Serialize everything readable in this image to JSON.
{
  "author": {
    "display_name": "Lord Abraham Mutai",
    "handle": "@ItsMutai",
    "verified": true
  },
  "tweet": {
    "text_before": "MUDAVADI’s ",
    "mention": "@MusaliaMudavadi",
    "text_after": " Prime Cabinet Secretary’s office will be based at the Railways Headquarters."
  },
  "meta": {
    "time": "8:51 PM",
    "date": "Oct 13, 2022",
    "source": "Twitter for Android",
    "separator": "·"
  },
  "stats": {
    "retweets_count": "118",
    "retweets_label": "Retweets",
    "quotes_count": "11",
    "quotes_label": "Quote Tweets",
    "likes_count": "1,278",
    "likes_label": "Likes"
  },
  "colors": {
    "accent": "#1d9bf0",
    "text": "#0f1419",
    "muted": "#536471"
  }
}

▸ **GOAL OF THE EXERCISE**
Reproduce every line of the data verbatim.

▸ **EXPECTED OUTPUT**
Serialize everything readable in this image to JSON.
{
  "author": {
    "display_name": "Lord Abraham Mutai",
    "handle": "@ItsMutai",
    "verified": true
  },
  "tweet": {
    "text_before": "MUDAVADI’s ",
    "mention": "@MusaliaMudavadi",
    "text_after": " Prime Cabinet Secretary’s office will be based at the Railways Headquarters."
  },
  "meta": {
    "time": "8:51 PM",
    "date": "Oct 13, 2022",
    "source": "Twitter for Android",
    "separator": "·"
  },
  "stats": {
    "retweets_count": "118",
    "retweets_label": "Retweets",
    "quotes_count": "11",
    "quotes_label": "Quote Tweets",
    "likes_count": "1,278",
    "likes_label": "Likes"
  },
  "colors": {
    "accent": "#1d9bf0",
    "text": "#0f1419",
    "muted": "#536471"
  }
}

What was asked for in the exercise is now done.